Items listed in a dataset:
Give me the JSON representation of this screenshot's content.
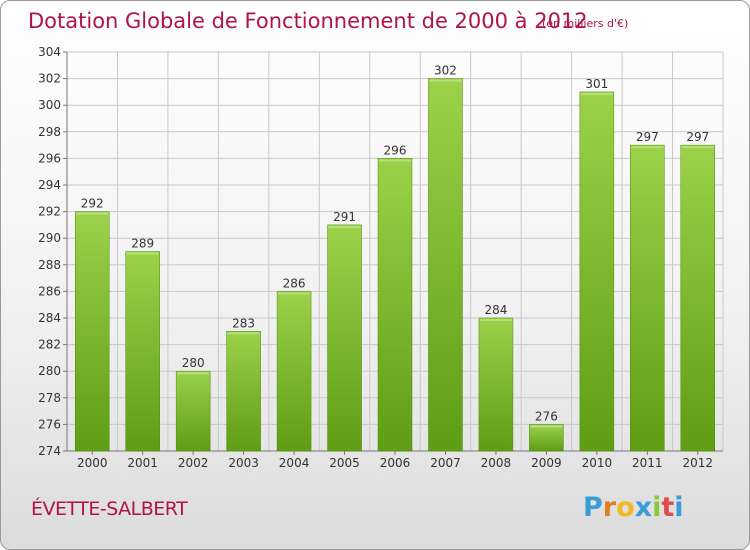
{
  "title": "Dotation Globale de Fonctionnement de 2000 à 2012",
  "unit_note": "(en milliers d'€)",
  "city": "ÉVETTE-SALBERT",
  "logo_text": "Proxiti",
  "colors": {
    "title": "#b0134a",
    "bar_top": "#9bd24a",
    "bar_bottom": "#5e9d14",
    "grid": "#c8c8c8"
  },
  "chart_data": {
    "type": "bar",
    "title": "Dotation Globale de Fonctionnement de 2000 à 2012",
    "subtitle": "(en milliers d'€)",
    "xlabel": "",
    "ylabel": "",
    "categories": [
      "2000",
      "2001",
      "2002",
      "2003",
      "2004",
      "2005",
      "2006",
      "2007",
      "2008",
      "2009",
      "2010",
      "2011",
      "2012"
    ],
    "values": [
      292,
      289,
      280,
      283,
      286,
      291,
      296,
      302,
      284,
      276,
      301,
      297,
      297
    ],
    "ylim": [
      274,
      304
    ],
    "yticks": [
      274,
      276,
      278,
      280,
      282,
      284,
      286,
      288,
      290,
      292,
      294,
      296,
      298,
      300,
      302,
      304
    ],
    "grid": true,
    "legend": "none"
  }
}
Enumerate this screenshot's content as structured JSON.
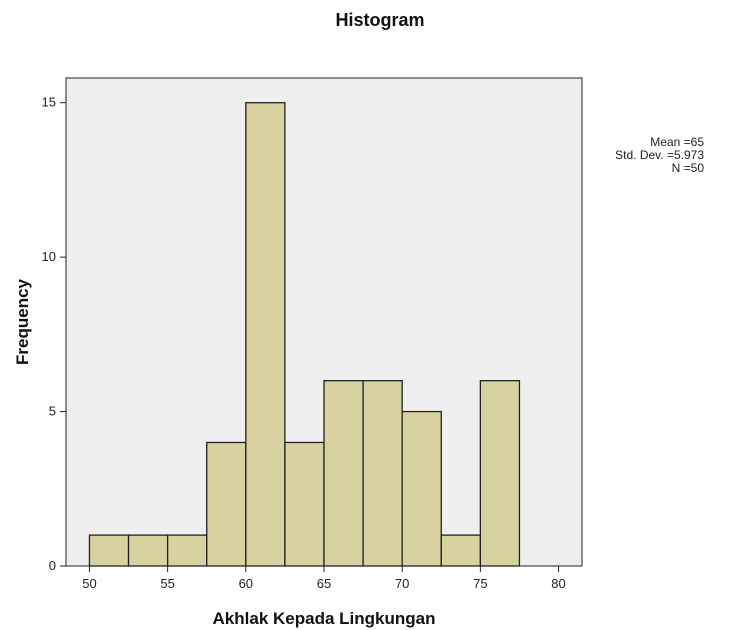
{
  "colors": {
    "plot_background": "#efefef",
    "bar_fill": "#d8d1a0",
    "bar_stroke": "#222222",
    "axis": "#222222"
  },
  "stats": {
    "mean": "Mean =65",
    "std_dev": "Std. Dev. =5.973",
    "n": "N =50"
  },
  "chart_data": {
    "type": "bar",
    "title": "Histogram",
    "xlabel": "Akhlak Kepada Lingkungan",
    "ylabel": "Frequency",
    "xlim": [
      48.5,
      81.5
    ],
    "ylim": [
      0,
      15.8
    ],
    "grid": false,
    "x_ticks": [
      50,
      55,
      60,
      65,
      70,
      75,
      80
    ],
    "y_ticks": [
      0,
      5,
      10,
      15
    ],
    "bins": [
      {
        "start": 50.0,
        "end": 52.5,
        "count": 1
      },
      {
        "start": 52.5,
        "end": 55.0,
        "count": 1
      },
      {
        "start": 55.0,
        "end": 57.5,
        "count": 1
      },
      {
        "start": 57.5,
        "end": 60.0,
        "count": 4
      },
      {
        "start": 60.0,
        "end": 62.5,
        "count": 15
      },
      {
        "start": 62.5,
        "end": 65.0,
        "count": 4
      },
      {
        "start": 65.0,
        "end": 67.5,
        "count": 6
      },
      {
        "start": 67.5,
        "end": 70.0,
        "count": 6
      },
      {
        "start": 70.0,
        "end": 72.5,
        "count": 5
      },
      {
        "start": 72.5,
        "end": 75.0,
        "count": 1
      },
      {
        "start": 75.0,
        "end": 77.5,
        "count": 6
      }
    ]
  }
}
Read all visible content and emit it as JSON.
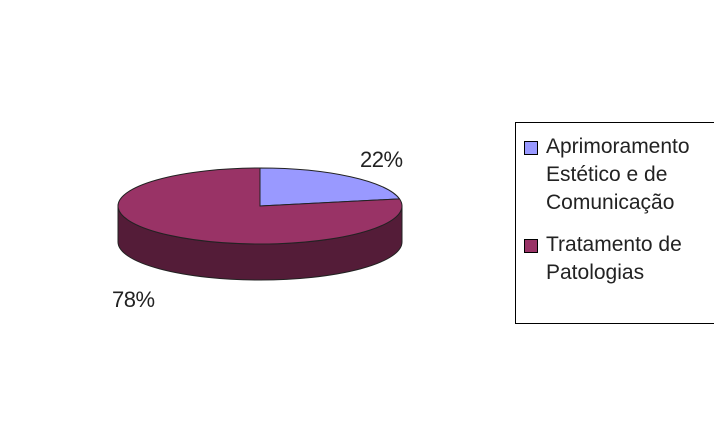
{
  "chart_data": {
    "type": "pie",
    "style": "3d",
    "categories": [
      "Aprimoramento\nEstético e de\nComunicação",
      "Tratamento de\nPatologias"
    ],
    "values": [
      22,
      78
    ],
    "value_labels": [
      "22%",
      "78%"
    ],
    "colors": [
      "#9999ff",
      "#993366"
    ],
    "legend": "right"
  }
}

Aim of the exercise =
Copy, without the pictures, exactly the lines from the line with "Read all visible content and emit it as JSON." through the end of the material above, both ends included.

Full output =
Read all visible content and emit it as JSON.
{
  "chart_data": {
    "type": "pie",
    "style": "3d",
    "categories": [
      "Aprimoramento\nEstético e de\nComunicação",
      "Tratamento de\nPatologias"
    ],
    "values": [
      22,
      78
    ],
    "value_labels": [
      "22%",
      "78%"
    ],
    "colors": [
      "#9999ff",
      "#993366"
    ],
    "legend": "right"
  }
}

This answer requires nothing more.